▸ **Set exercise**: Transcribe every one of the records below, keeping each line character for character.

[start of Supplied records]

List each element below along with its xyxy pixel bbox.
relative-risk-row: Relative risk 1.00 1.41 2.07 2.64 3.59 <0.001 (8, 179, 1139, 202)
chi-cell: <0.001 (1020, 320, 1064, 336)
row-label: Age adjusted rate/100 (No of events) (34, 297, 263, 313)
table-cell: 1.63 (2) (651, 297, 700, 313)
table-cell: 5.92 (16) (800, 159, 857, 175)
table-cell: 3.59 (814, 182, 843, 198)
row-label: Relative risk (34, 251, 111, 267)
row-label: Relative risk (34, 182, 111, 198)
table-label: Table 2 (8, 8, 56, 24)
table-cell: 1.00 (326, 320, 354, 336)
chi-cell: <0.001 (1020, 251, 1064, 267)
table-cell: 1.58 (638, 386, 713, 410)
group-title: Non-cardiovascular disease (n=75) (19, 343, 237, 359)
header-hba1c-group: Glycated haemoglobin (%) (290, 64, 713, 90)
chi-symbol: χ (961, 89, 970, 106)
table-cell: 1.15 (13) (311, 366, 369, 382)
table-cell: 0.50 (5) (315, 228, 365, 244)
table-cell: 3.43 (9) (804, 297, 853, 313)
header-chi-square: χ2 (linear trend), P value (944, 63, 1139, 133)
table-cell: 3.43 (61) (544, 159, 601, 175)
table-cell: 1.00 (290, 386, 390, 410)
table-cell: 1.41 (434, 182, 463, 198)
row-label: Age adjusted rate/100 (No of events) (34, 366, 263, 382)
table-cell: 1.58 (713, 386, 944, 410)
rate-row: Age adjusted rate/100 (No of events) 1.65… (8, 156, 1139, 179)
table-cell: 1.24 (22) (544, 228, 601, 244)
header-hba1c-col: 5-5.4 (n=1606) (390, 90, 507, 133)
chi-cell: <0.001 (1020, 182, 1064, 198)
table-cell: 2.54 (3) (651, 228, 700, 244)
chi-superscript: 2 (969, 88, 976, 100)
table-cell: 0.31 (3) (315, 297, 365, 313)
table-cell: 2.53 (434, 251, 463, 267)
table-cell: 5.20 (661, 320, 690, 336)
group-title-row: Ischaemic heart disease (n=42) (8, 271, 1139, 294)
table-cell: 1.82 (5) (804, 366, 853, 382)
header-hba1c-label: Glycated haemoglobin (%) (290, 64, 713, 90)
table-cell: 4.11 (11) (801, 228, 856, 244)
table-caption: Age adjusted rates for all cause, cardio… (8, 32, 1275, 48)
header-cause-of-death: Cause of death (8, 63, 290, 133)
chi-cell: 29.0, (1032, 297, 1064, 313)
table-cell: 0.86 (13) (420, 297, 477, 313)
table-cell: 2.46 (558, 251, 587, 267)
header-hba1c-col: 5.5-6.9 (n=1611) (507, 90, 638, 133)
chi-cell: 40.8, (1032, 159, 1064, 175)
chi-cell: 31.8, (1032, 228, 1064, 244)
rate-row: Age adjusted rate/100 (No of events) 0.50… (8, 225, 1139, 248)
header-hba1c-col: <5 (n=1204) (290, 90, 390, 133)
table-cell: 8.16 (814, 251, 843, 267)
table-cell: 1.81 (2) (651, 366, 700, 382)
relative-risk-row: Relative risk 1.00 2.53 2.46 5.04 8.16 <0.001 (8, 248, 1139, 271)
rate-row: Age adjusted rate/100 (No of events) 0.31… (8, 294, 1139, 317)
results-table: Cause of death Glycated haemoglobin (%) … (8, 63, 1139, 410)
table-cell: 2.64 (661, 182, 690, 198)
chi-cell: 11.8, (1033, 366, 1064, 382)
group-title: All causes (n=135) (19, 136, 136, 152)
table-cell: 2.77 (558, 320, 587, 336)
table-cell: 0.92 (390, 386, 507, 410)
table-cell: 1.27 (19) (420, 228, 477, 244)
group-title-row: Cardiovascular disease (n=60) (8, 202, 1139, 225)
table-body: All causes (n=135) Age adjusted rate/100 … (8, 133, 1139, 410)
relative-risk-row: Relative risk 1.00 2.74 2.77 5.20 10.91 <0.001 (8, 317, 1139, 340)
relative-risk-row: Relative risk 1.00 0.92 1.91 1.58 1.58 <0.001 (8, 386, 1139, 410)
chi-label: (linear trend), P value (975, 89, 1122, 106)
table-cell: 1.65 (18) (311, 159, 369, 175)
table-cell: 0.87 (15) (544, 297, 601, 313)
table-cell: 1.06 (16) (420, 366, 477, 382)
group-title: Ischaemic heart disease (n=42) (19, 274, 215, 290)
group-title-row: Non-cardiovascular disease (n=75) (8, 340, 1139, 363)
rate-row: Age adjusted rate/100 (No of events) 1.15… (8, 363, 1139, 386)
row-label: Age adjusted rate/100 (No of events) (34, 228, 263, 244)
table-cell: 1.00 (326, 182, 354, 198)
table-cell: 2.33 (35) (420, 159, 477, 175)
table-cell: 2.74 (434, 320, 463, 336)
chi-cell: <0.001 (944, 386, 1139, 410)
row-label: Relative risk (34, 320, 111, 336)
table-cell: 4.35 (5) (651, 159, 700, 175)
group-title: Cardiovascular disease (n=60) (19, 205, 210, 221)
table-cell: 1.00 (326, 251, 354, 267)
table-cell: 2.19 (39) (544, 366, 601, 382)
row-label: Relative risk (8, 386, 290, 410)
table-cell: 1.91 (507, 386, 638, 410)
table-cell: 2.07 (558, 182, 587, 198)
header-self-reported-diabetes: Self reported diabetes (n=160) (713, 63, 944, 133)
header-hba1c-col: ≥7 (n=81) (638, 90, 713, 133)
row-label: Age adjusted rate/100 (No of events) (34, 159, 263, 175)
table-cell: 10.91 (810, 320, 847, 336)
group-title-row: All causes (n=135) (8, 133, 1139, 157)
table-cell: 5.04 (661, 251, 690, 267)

[end of Supplied records]

▸ **The completed task**:
List each element below along with its xyxy pixel bbox.
relative-risk-row: Relative risk 1.00 1.41 2.07 2.64 3.59 <0.001 (8, 179, 1139, 202)
chi-cell: <0.001 (1020, 320, 1064, 336)
row-label: Age adjusted rate/100 (No of events) (34, 297, 263, 313)
table-cell: 1.63 (2) (651, 297, 700, 313)
table-cell: 5.92 (16) (800, 159, 857, 175)
table-cell: 3.59 (814, 182, 843, 198)
row-label: Relative risk (34, 251, 111, 267)
row-label: Relative risk (34, 182, 111, 198)
table-label: Table 2 (8, 8, 56, 24)
table-cell: 1.00 (326, 320, 354, 336)
chi-cell: <0.001 (1020, 251, 1064, 267)
table-cell: 1.58 (638, 386, 713, 410)
group-title: Non-cardiovascular disease (n=75) (19, 343, 237, 359)
header-hba1c-group: Glycated haemoglobin (%) (290, 64, 713, 90)
chi-symbol: χ (961, 89, 970, 106)
table-cell: 1.15 (13) (311, 366, 369, 382)
table-cell: 0.50 (5) (315, 228, 365, 244)
table-cell: 3.43 (9) (804, 297, 853, 313)
header-chi-square: χ2 (linear trend), P value (944, 63, 1139, 133)
table-cell: 3.43 (61) (544, 159, 601, 175)
table-cell: 1.00 (290, 386, 390, 410)
table-cell: 1.41 (434, 182, 463, 198)
row-label: Age adjusted rate/100 (No of events) (34, 366, 263, 382)
table-cell: 1.58 (713, 386, 944, 410)
rate-row: Age adjusted rate/100 (No of events) 1.65… (8, 156, 1139, 179)
table-cell: 1.24 (22) (544, 228, 601, 244)
header-hba1c-col: 5-5.4 (n=1606) (390, 90, 507, 133)
chi-cell: <0.001 (1020, 182, 1064, 198)
table-cell: 2.54 (3) (651, 228, 700, 244)
chi-superscript: 2 (969, 88, 976, 100)
table-cell: 0.31 (3) (315, 297, 365, 313)
table-cell: 2.53 (434, 251, 463, 267)
table-cell: 5.20 (661, 320, 690, 336)
group-title-row: Ischaemic heart disease (n=42) (8, 271, 1139, 294)
table-cell: 1.82 (5) (804, 366, 853, 382)
header-hba1c-label: Glycated haemoglobin (%) (290, 64, 713, 90)
table-cell: 4.11 (11) (801, 228, 856, 244)
table-caption: Age adjusted rates for all cause, cardio… (8, 32, 1275, 48)
header-cause-of-death: Cause of death (8, 63, 290, 133)
chi-cell: 29.0, (1032, 297, 1064, 313)
table-cell: 0.86 (13) (420, 297, 477, 313)
table-cell: 2.46 (558, 251, 587, 267)
header-hba1c-col: 5.5-6.9 (n=1611) (507, 90, 638, 133)
chi-cell: 40.8, (1032, 159, 1064, 175)
chi-cell: 31.8, (1032, 228, 1064, 244)
rate-row: Age adjusted rate/100 (No of events) 0.50… (8, 225, 1139, 248)
header-hba1c-col: <5 (n=1204) (290, 90, 390, 133)
table-cell: 8.16 (814, 251, 843, 267)
table-cell: 1.81 (2) (651, 366, 700, 382)
relative-risk-row: Relative risk 1.00 2.53 2.46 5.04 8.16 <0.001 (8, 248, 1139, 271)
rate-row: Age adjusted rate/100 (No of events) 0.31… (8, 294, 1139, 317)
results-table: Cause of death Glycated haemoglobin (%) … (8, 63, 1139, 410)
table-cell: 2.64 (661, 182, 690, 198)
chi-cell: 11.8, (1033, 366, 1064, 382)
group-title: All causes (n=135) (19, 136, 136, 152)
table-cell: 2.77 (558, 320, 587, 336)
table-cell: 0.92 (390, 386, 507, 410)
table-cell: 1.27 (19) (420, 228, 477, 244)
group-title-row: Cardiovascular disease (n=60) (8, 202, 1139, 225)
table-body: All causes (n=135) Age adjusted rate/100 … (8, 133, 1139, 410)
relative-risk-row: Relative risk 1.00 2.74 2.77 5.20 10.91 <0.001 (8, 317, 1139, 340)
relative-risk-row: Relative risk 1.00 0.92 1.91 1.58 1.58 <0.001 (8, 386, 1139, 410)
chi-label: (linear trend), P value (975, 89, 1122, 106)
table-cell: 1.65 (18) (311, 159, 369, 175)
table-cell: 0.87 (15) (544, 297, 601, 313)
table-cell: 1.06 (16) (420, 366, 477, 382)
group-title: Ischaemic heart disease (n=42) (19, 274, 215, 290)
group-title-row: Non-cardiovascular disease (n=75) (8, 340, 1139, 363)
rate-row: Age adjusted rate/100 (No of events) 1.15… (8, 363, 1139, 386)
row-label: Age adjusted rate/100 (No of events) (34, 228, 263, 244)
table-cell: 1.00 (326, 182, 354, 198)
table-cell: 2.33 (35) (420, 159, 477, 175)
table-cell: 2.74 (434, 320, 463, 336)
chi-cell: <0.001 (944, 386, 1139, 410)
row-label: Relative risk (34, 320, 111, 336)
table-cell: 4.35 (5) (651, 159, 700, 175)
group-title: Cardiovascular disease (n=60) (19, 205, 210, 221)
table-cell: 1.00 (326, 251, 354, 267)
table-cell: 2.19 (39) (544, 366, 601, 382)
row-label: Relative risk (8, 386, 290, 410)
table-cell: 1.91 (507, 386, 638, 410)
table-cell: 2.07 (558, 182, 587, 198)
header-self-reported-diabetes: Self reported diabetes (n=160) (713, 63, 944, 133)
header-hba1c-col: ≥7 (n=81) (638, 90, 713, 133)
row-label: Age adjusted rate/100 (No of events) (34, 159, 263, 175)
table-cell: 10.91 (810, 320, 847, 336)
group-title-row: All causes (n=135) (8, 133, 1139, 157)
table-cell: 5.04 (661, 251, 690, 267)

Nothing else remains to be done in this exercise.